== FRAGMENTO DE PÁGINA ==

Un mandala de pareja no representa la suma de dos individualidades, sino aquello que une o diferencia a dos individuos en su punto de convergencia. A menudo se presenta en dos lienzos complementarios que mantienen su propia identidad en la unión, aunque a veces se puede representar en un mismo lienzo, cada mitad como un mandala diferente y unidas las dos por la misma imagen central.

Así como cada mandala personal tiene sentido dentro del proceso vital de quien lo recibe, los mandalas de pareja representan la esencia de la relación y lo que se está proyectado a través de ese vínculo.

Es difícil describir lo especial que resulta recibir un mandala de pareja,  como ejemplo cito aquí las palabras de mi propia pareja al preguntarle qué había sentido cuando recibió el regalo:

"Primero fue una sorpresa. Cuando los vi me emocioné tanto que sólo podía decir -somos nosotros-. El mandala, los símbolos y los colores son un reflejo de lo que sentimos juntos y del proyecto que queremos llegar a ser" E.

Los tenemos en nuestra habitación. Nos recuerdan las cosas que nos unen, lo queremos construir asociados para desarrollarnos y evolucionar. Es lo último que vemos al cerrar los ojos, lo primero al abrirlos. Nos recuerdan que aquí y ahora, estamos conectados y caminamos juntos.

===
== DATOS ==

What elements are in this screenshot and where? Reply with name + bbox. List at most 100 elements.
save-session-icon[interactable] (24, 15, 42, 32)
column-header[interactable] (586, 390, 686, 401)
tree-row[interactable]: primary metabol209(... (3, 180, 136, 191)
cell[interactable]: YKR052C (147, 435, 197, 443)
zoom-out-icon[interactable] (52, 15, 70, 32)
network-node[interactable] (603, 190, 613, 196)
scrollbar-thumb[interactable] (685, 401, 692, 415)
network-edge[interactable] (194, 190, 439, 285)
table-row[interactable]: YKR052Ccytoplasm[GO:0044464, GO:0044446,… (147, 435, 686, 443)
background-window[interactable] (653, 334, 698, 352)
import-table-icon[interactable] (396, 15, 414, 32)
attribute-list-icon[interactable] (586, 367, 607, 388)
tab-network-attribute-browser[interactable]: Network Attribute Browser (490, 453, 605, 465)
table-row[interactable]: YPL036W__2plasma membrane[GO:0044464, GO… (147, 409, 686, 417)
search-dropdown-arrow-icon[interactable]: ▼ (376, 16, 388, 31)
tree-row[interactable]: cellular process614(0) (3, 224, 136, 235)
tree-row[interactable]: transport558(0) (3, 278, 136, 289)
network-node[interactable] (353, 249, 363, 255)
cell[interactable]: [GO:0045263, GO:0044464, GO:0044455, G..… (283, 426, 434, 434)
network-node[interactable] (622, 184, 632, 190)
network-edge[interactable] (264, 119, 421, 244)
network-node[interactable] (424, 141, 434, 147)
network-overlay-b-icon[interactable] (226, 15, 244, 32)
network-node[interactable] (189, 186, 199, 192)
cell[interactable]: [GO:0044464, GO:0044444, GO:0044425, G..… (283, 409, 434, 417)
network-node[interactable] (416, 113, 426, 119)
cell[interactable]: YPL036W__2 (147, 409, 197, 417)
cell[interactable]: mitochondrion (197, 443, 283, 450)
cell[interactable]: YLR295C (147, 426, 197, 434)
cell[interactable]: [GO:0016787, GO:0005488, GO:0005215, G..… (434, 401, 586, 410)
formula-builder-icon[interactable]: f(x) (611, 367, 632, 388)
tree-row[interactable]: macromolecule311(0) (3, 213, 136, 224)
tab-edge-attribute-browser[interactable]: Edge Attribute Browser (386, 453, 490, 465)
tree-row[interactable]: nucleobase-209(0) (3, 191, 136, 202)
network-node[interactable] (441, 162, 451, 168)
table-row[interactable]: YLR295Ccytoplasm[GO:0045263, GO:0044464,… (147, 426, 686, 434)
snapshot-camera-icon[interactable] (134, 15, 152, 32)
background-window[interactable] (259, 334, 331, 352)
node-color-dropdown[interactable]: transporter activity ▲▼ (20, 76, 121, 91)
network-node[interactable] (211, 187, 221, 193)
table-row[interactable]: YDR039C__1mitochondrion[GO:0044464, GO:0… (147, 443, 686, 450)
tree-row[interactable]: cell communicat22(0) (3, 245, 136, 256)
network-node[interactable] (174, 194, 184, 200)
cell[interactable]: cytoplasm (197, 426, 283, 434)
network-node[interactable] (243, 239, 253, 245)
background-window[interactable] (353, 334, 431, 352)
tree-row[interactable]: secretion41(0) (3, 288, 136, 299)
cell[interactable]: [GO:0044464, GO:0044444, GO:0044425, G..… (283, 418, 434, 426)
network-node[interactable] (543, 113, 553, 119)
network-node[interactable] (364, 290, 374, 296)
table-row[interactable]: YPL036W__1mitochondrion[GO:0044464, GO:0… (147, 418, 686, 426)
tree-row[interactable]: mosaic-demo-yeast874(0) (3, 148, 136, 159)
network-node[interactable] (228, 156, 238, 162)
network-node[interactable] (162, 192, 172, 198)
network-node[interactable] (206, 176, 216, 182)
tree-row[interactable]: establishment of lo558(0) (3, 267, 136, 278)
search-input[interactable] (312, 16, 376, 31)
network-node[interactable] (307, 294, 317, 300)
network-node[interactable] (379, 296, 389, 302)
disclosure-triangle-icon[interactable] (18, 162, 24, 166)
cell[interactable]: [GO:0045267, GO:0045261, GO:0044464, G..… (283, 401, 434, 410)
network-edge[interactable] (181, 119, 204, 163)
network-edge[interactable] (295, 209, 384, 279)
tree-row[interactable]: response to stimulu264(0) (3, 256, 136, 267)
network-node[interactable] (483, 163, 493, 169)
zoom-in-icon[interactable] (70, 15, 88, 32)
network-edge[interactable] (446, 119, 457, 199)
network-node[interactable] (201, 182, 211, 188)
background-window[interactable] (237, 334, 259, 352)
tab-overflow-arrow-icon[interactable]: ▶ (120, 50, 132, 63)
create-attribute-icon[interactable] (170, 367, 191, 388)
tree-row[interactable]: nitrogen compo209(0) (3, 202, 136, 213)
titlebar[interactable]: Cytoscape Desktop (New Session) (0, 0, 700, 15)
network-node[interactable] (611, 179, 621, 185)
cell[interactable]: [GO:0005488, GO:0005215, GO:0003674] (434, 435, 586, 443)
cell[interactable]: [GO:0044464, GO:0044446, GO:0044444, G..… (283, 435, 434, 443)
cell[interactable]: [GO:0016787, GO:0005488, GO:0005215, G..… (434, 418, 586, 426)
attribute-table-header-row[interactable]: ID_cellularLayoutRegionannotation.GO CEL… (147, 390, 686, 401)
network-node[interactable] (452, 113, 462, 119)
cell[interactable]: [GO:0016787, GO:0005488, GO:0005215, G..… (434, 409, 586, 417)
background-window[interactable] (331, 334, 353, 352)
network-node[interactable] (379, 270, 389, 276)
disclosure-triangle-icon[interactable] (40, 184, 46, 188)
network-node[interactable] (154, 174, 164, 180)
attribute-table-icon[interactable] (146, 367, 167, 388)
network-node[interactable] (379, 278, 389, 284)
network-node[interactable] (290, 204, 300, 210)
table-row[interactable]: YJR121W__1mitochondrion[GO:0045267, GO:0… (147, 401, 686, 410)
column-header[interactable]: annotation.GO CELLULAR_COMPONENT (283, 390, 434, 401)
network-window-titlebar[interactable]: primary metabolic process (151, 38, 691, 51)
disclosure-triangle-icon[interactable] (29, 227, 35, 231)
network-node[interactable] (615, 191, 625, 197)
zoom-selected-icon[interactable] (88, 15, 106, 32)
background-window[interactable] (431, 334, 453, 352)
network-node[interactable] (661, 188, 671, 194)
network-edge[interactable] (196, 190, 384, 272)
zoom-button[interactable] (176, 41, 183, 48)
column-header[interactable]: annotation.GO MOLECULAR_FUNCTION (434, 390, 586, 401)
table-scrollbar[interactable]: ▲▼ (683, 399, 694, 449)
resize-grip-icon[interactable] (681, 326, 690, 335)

===

#### [APLICA LO LEÍDO]
a) Según el fragmento, ¿en qué lugar tiene la pareja sus mandalas?
b) Del fragmento, copia todo lo que va desde "Así como cada" hasta "de ese vínculo." y sustituye "vínculo" por "lazo".
Los ítems no tienen ningún papel en esto.

#### [SOLUCIONES]
a) En su habitación.

b)
Así como cada mandala personal tiene sentido dentro del proceso vital de quien lo recibe, los mandalas de pareja representan la esencia de la relación y lo que se está proyectado a través de ese lazo.